Data records:
___

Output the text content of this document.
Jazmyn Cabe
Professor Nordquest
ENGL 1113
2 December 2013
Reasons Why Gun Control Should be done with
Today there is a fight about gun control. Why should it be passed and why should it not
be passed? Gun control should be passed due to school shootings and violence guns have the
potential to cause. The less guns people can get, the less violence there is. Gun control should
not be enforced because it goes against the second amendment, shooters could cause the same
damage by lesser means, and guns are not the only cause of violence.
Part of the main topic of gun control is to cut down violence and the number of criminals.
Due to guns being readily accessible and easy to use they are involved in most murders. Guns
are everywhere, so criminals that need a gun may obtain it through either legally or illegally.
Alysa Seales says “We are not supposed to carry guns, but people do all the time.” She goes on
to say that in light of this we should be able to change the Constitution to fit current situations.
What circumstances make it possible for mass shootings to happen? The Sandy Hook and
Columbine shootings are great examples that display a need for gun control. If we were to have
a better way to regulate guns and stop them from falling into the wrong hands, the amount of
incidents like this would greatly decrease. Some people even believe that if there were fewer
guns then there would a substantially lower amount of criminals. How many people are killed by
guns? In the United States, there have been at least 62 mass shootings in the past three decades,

___

— TASK BRIEF —
Your task is to repeat each line of the material exactly.

— RESULT OF THIS EXERCISE —
Output the text content of this document.
Jazmyn Cabe
Professor Nordquest
ENGL 1113
2 December 2013
Reasons Why Gun Control Should be done with
Today there is a fight about gun control. Why should it be passed and why should it not
be passed? Gun control should be passed due to school shootings and violence guns have the
potential to cause. The less guns people can get, the less violence there is. Gun control should
not be enforced because it goes against the second amendment, shooters could cause the same
damage by lesser means, and guns are not the only cause of violence.
Part of the main topic of gun control is to cut down violence and the number of criminals.
Due to guns being readily accessible and easy to use they are involved in most murders. Guns
are everywhere, so criminals that need a gun may obtain it through either legally or illegally.
Alysa Seales says “We are not supposed to carry guns, but people do all the time.” She goes on
to say that in light of this we should be able to change the Constitution to fit current situations.
What circumstances make it possible for mass shootings to happen? The Sandy Hook and
Columbine shootings are great examples that display a need for gun control. If we were to have
a better way to regulate guns and stop them from falling into the wrong hands, the amount of
incidents like this would greatly decrease. Some people even believe that if there were fewer
guns then there would a substantially lower amount of criminals. How many people are killed by
guns? In the United States, there have been at least 62 mass shootings in the past three decades,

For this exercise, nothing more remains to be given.